— PROBLEM TO SOLVE —
Check each line below for the word "this", and copy those that have it.

### RECORD LIST ###

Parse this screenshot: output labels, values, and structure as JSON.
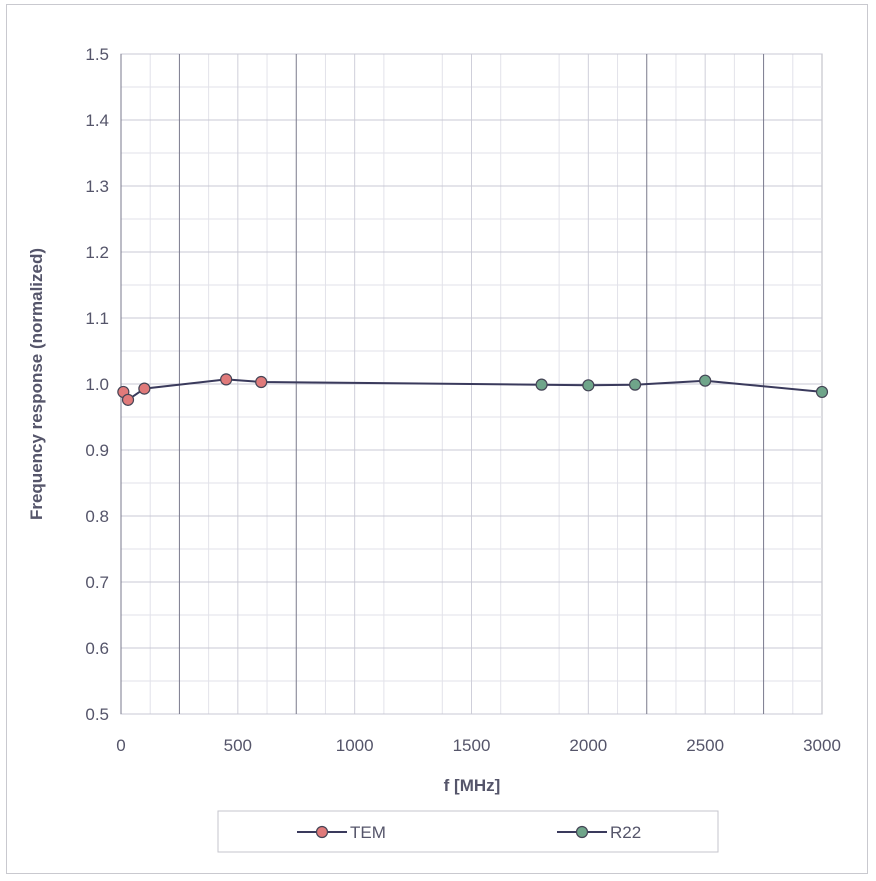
{
  "chart_data": {
    "type": "line",
    "xlabel": "f [MHz]",
    "ylabel": "Frequency response (normalized)",
    "xlim": [
      0,
      3000
    ],
    "ylim": [
      0.5,
      1.5
    ],
    "x_ticks": [
      0,
      500,
      1000,
      1500,
      2000,
      2500,
      3000
    ],
    "y_ticks": [
      0.5,
      0.6,
      0.7,
      0.8,
      0.9,
      1.0,
      1.1,
      1.2,
      1.3,
      1.4,
      1.5
    ],
    "x_tick_labels": [
      "0",
      "500",
      "1000",
      "1500",
      "2000",
      "2500",
      "3000"
    ],
    "y_tick_labels": [
      "0.5",
      "0.6",
      "0.7",
      "0.8",
      "0.9",
      "1.0",
      "1.1",
      "1.2",
      "1.3",
      "1.4",
      "1.5"
    ],
    "x_major_gridlines": [
      250,
      750,
      2250,
      2750
    ],
    "grid": true,
    "legend": "bottom",
    "line_color": "#3a3a5c",
    "series": [
      {
        "name": "TEM",
        "color": "#e07a7a",
        "x": [
          10,
          30,
          100,
          450,
          600
        ],
        "y": [
          0.988,
          0.976,
          0.993,
          1.007,
          1.003
        ]
      },
      {
        "name": "R22",
        "color": "#6fa58a",
        "x": [
          1800,
          2000,
          2200,
          2500,
          3000
        ],
        "y": [
          0.999,
          0.998,
          0.999,
          1.005,
          0.988
        ]
      }
    ]
  }
}
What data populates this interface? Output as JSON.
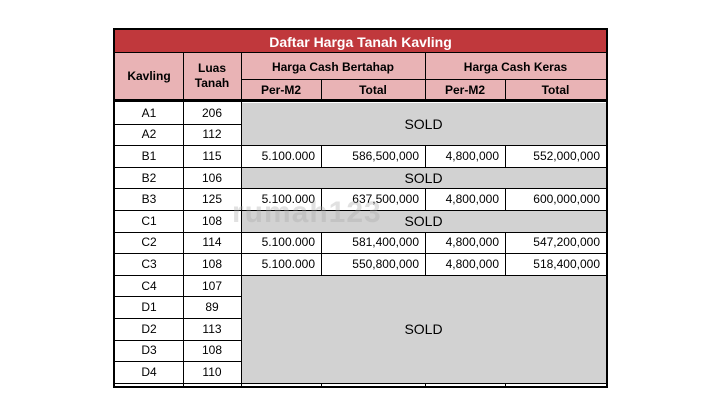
{
  "table": {
    "title": "Daftar Harga Tanah Kavling",
    "headers": {
      "kavling": "Kavling",
      "luas_line1": "Luas",
      "luas_line2": "Tanah",
      "cash_bertahap": "Harga Cash Bertahap",
      "cash_keras": "Harga Cash Keras",
      "per_m2": "Per-M2",
      "total": "Total"
    },
    "rows": [
      {
        "kavling": "A1",
        "luas": "206"
      },
      {
        "kavling": "A2",
        "luas": "112"
      },
      {
        "kavling": "B1",
        "luas": "115",
        "bertahap_per_m2": "5.100.000",
        "bertahap_total": "586,500,000",
        "keras_per_m2": "4,800,000",
        "keras_total": "552,000,000"
      },
      {
        "kavling": "B2",
        "luas": "106"
      },
      {
        "kavling": "B3",
        "luas": "125",
        "bertahap_per_m2": "5.100.000",
        "bertahap_total": "637,500,000",
        "keras_per_m2": "4,800,000",
        "keras_total": "600,000,000"
      },
      {
        "kavling": "C1",
        "luas": "108"
      },
      {
        "kavling": "C2",
        "luas": "114",
        "bertahap_per_m2": "5.100.000",
        "bertahap_total": "581,400,000",
        "keras_per_m2": "4,800,000",
        "keras_total": "547,200,000"
      },
      {
        "kavling": "C3",
        "luas": "108",
        "bertahap_per_m2": "5.100.000",
        "bertahap_total": "550,800,000",
        "keras_per_m2": "4,800,000",
        "keras_total": "518,400,000"
      },
      {
        "kavling": "C4",
        "luas": "107"
      },
      {
        "kavling": "D1",
        "luas": "89"
      },
      {
        "kavling": "D2",
        "luas": "113"
      },
      {
        "kavling": "D3",
        "luas": "108"
      },
      {
        "kavling": "D4",
        "luas": "110"
      }
    ],
    "sold_label": "SOLD"
  },
  "watermark": "rumah123"
}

###

— TASK ANSWER —
Parse this screenshot: output labels, values, and structure as JSON.
What data populates this interface? Output as JSON.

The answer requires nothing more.